::: Records to use :::
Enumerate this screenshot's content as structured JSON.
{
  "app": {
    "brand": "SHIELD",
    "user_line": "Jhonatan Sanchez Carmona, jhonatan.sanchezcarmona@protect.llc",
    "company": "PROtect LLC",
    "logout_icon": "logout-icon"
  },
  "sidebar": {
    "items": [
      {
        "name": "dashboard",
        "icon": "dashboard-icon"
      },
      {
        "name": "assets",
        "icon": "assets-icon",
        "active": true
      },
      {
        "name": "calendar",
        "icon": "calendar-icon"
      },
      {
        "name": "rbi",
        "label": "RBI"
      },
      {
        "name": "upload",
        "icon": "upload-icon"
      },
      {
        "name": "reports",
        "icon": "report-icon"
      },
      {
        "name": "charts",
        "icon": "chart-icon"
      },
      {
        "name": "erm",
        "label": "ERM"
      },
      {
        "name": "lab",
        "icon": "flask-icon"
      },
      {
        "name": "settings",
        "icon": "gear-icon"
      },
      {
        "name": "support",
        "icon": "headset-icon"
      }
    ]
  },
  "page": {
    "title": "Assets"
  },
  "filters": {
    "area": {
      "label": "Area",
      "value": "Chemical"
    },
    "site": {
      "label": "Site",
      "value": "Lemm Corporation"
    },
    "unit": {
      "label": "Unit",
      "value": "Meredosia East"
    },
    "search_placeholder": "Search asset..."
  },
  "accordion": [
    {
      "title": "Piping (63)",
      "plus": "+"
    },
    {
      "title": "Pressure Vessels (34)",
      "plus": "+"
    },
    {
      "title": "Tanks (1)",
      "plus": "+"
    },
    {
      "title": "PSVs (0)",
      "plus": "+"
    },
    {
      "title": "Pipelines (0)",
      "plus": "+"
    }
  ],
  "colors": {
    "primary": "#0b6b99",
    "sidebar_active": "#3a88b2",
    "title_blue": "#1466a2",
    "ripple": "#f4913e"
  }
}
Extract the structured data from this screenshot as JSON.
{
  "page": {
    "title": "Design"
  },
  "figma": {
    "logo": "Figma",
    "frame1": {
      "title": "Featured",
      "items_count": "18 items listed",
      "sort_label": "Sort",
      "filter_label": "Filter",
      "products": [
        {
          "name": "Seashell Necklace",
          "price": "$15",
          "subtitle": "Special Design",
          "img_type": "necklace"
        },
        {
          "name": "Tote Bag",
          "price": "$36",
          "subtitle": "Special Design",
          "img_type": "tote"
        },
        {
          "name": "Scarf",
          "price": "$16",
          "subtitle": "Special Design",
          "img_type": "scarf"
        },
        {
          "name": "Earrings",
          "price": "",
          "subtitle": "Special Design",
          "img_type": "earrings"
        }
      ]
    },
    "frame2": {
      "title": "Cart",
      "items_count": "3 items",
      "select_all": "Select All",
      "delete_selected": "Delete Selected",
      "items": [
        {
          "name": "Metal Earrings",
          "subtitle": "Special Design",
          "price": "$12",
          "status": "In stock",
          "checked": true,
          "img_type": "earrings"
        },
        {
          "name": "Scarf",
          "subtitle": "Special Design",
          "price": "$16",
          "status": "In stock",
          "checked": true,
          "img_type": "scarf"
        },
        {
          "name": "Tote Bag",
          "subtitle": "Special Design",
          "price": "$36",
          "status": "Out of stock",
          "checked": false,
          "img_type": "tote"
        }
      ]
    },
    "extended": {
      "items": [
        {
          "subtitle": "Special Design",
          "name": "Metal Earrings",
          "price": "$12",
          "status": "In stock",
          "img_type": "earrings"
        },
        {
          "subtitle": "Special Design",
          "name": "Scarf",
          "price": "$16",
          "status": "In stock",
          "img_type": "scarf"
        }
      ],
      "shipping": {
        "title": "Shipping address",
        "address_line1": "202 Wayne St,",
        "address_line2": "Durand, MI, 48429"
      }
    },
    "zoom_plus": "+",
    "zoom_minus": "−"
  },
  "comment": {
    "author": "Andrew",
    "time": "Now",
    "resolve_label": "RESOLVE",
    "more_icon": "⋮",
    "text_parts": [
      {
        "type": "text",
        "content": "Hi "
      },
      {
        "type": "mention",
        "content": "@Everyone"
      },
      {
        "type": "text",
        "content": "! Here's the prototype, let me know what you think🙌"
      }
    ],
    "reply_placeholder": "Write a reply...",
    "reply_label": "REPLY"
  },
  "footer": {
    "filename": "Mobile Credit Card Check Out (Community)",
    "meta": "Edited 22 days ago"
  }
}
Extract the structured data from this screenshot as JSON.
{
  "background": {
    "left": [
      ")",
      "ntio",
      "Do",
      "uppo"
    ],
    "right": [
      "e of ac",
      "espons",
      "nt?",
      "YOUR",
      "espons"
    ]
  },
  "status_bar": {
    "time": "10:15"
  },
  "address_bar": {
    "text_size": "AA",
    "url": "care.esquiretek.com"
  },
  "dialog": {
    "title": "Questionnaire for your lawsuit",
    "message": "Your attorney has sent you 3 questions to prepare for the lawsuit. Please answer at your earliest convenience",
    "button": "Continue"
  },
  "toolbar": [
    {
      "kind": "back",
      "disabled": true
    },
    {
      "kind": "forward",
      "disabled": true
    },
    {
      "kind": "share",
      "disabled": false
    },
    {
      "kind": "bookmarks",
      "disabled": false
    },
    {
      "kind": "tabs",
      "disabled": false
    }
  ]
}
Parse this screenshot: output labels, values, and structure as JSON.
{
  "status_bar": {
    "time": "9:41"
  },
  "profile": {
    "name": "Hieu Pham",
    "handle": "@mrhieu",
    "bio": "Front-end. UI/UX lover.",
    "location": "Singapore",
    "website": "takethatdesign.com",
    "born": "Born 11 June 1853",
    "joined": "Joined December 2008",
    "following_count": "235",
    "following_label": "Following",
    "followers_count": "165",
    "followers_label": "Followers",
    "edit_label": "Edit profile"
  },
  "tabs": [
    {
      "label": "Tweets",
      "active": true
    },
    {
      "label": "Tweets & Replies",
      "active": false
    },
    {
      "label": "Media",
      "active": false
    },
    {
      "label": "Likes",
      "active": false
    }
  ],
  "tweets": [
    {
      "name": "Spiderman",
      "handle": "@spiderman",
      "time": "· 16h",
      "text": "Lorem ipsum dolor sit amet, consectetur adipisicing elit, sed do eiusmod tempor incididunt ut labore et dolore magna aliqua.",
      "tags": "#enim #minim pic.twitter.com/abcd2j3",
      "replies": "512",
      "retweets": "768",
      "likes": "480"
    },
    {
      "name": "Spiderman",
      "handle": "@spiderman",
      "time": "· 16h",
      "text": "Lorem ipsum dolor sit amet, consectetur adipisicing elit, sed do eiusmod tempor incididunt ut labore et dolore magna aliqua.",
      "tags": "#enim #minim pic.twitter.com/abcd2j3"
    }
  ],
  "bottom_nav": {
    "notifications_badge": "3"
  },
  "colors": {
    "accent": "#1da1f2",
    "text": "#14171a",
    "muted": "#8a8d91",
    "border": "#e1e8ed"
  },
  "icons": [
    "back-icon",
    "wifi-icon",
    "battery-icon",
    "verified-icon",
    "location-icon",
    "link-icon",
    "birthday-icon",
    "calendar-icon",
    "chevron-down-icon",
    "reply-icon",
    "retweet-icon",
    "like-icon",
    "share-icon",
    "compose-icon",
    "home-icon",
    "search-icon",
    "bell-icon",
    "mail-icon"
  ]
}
:::
- [Short problem]
Output all of the data above without any alteration.

- [Correct output]
Enumerate this screenshot's content as structured JSON.
{
  "app": {
    "brand": "SHIELD",
    "user_line": "Jhonatan Sanchez Carmona, jhonatan.sanchezcarmona@protect.llc",
    "company": "PROtect LLC",
    "logout_icon": "logout-icon"
  },
  "sidebar": {
    "items": [
      {
        "name": "dashboard",
        "icon": "dashboard-icon"
      },
      {
        "name": "assets",
        "icon": "assets-icon",
        "active": true
      },
      {
        "name": "calendar",
        "icon": "calendar-icon"
      },
      {
        "name": "rbi",
        "label": "RBI"
      },
      {
        "name": "upload",
        "icon": "upload-icon"
      },
      {
        "name": "reports",
        "icon": "report-icon"
      },
      {
        "name": "charts",
        "icon": "chart-icon"
      },
      {
        "name": "erm",
        "label": "ERM"
      },
      {
        "name": "lab",
        "icon": "flask-icon"
      },
      {
        "name": "settings",
        "icon": "gear-icon"
      },
      {
        "name": "support",
        "icon": "headset-icon"
      }
    ]
  },
  "page": {
    "title": "Assets"
  },
  "filters": {
    "area": {
      "label": "Area",
      "value": "Chemical"
    },
    "site": {
      "label": "Site",
      "value": "Lemm Corporation"
    },
    "unit": {
      "label": "Unit",
      "value": "Meredosia East"
    },
    "search_placeholder": "Search asset..."
  },
  "accordion": [
    {
      "title": "Piping (63)",
      "plus": "+"
    },
    {
      "title": "Pressure Vessels (34)",
      "plus": "+"
    },
    {
      "title": "Tanks (1)",
      "plus": "+"
    },
    {
      "title": "PSVs (0)",
      "plus": "+"
    },
    {
      "title": "Pipelines (0)",
      "plus": "+"
    }
  ],
  "colors": {
    "primary": "#0b6b99",
    "sidebar_active": "#3a88b2",
    "title_blue": "#1466a2",
    "ripple": "#f4913e"
  }
}
Extract the structured data from this screenshot as JSON.
{
  "page": {
    "title": "Design"
  },
  "figma": {
    "logo": "Figma",
    "frame1": {
      "title": "Featured",
      "items_count": "18 items listed",
      "sort_label": "Sort",
      "filter_label": "Filter",
      "products": [
        {
          "name": "Seashell Necklace",
          "price": "$15",
          "subtitle": "Special Design",
          "img_type": "necklace"
        },
        {
          "name": "Tote Bag",
          "price": "$36",
          "subtitle": "Special Design",
          "img_type": "tote"
        },
        {
          "name": "Scarf",
          "price": "$16",
          "subtitle": "Special Design",
          "img_type": "scarf"
        },
        {
          "name": "Earrings",
          "price": "",
          "subtitle": "Special Design",
          "img_type": "earrings"
        }
      ]
    },
    "frame2": {
      "title": "Cart",
      "items_count": "3 items",
      "select_all": "Select All",
      "delete_selected": "Delete Selected",
      "items": [
        {
          "name": "Metal Earrings",
          "subtitle": "Special Design",
          "price": "$12",
          "status": "In stock",
          "checked": true,
          "img_type": "earrings"
        },
        {
          "name": "Scarf",
          "subtitle": "Special Design",
          "price": "$16",
          "status": "In stock",
          "checked": true,
          "img_type": "scarf"
        },
        {
          "name": "Tote Bag",
          "subtitle": "Special Design",
          "price": "$36",
          "status": "Out of stock",
          "checked": false,
          "img_type": "tote"
        }
      ]
    },
    "extended": {
      "items": [
        {
          "subtitle": "Special Design",
          "name": "Metal Earrings",
          "price": "$12",
          "status": "In stock",
          "img_type": "earrings"
        },
        {
          "subtitle": "Special Design",
          "name": "Scarf",
          "price": "$16",
          "status": "In stock",
          "img_type": "scarf"
        }
      ],
      "shipping": {
        "title": "Shipping address",
        "address_line1": "202 Wayne St,",
        "address_line2": "Durand, MI, 48429"
      }
    },
    "zoom_plus": "+",
    "zoom_minus": "−"
  },
  "comment": {
    "author": "Andrew",
    "time": "Now",
    "resolve_label": "RESOLVE",
    "more_icon": "⋮",
    "text_parts": [
      {
        "type": "text",
        "content": "Hi "
      },
      {
        "type": "mention",
        "content": "@Everyone"
      },
      {
        "type": "text",
        "content": "! Here's the prototype, let me know what you think🙌"
      }
    ],
    "reply_placeholder": "Write a reply...",
    "reply_label": "REPLY"
  },
  "footer": {
    "filename": "Mobile Credit Card Check Out (Community)",
    "meta": "Edited 22 days ago"
  }
}
Extract the structured data from this screenshot as JSON.
{
  "background": {
    "left": [
      ")",
      "ntio",
      "Do",
      "uppo"
    ],
    "right": [
      "e of ac",
      "espons",
      "nt?",
      "YOUR",
      "espons"
    ]
  },
  "status_bar": {
    "time": "10:15"
  },
  "address_bar": {
    "text_size": "AA",
    "url": "care.esquiretek.com"
  },
  "dialog": {
    "title": "Questionnaire for your lawsuit",
    "message": "Your attorney has sent you 3 questions to prepare for the lawsuit. Please answer at your earliest convenience",
    "button": "Continue"
  },
  "toolbar": [
    {
      "kind": "back",
      "disabled": true
    },
    {
      "kind": "forward",
      "disabled": true
    },
    {
      "kind": "share",
      "disabled": false
    },
    {
      "kind": "bookmarks",
      "disabled": false
    },
    {
      "kind": "tabs",
      "disabled": false
    }
  ]
}
Parse this screenshot: output labels, values, and structure as JSON.
{
  "status_bar": {
    "time": "9:41"
  },
  "profile": {
    "name": "Hieu Pham",
    "handle": "@mrhieu",
    "bio": "Front-end. UI/UX lover.",
    "location": "Singapore",
    "website": "takethatdesign.com",
    "born": "Born 11 June 1853",
    "joined": "Joined December 2008",
    "following_count": "235",
    "following_label": "Following",
    "followers_count": "165",
    "followers_label": "Followers",
    "edit_label": "Edit profile"
  },
  "tabs": [
    {
      "label": "Tweets",
      "active": true
    },
    {
      "label": "Tweets & Replies",
      "active": false
    },
    {
      "label": "Media",
      "active": false
    },
    {
      "label": "Likes",
      "active": false
    }
  ],
  "tweets": [
    {
      "name": "Spiderman",
      "handle": "@spiderman",
      "time": "· 16h",
      "text": "Lorem ipsum dolor sit amet, consectetur adipisicing elit, sed do eiusmod tempor incididunt ut labore et dolore magna aliqua.",
      "tags": "#enim #minim pic.twitter.com/abcd2j3",
      "replies": "512",
      "retweets": "768",
      "likes": "480"
    },
    {
      "name": "Spiderman",
      "handle": "@spiderman",
      "time": "· 16h",
      "text": "Lorem ipsum dolor sit amet, consectetur adipisicing elit, sed do eiusmod tempor incididunt ut labore et dolore magna aliqua.",
      "tags": "#enim #minim pic.twitter.com/abcd2j3"
    }
  ],
  "bottom_nav": {
    "notifications_badge": "3"
  },
  "colors": {
    "accent": "#1da1f2",
    "text": "#14171a",
    "muted": "#8a8d91",
    "border": "#e1e8ed"
  },
  "icons": [
    "back-icon",
    "wifi-icon",
    "battery-icon",
    "verified-icon",
    "location-icon",
    "link-icon",
    "birthday-icon",
    "calendar-icon",
    "chevron-down-icon",
    "reply-icon",
    "retweet-icon",
    "like-icon",
    "share-icon",
    "compose-icon",
    "home-icon",
    "search-icon",
    "bell-icon",
    "mail-icon"
  ]
}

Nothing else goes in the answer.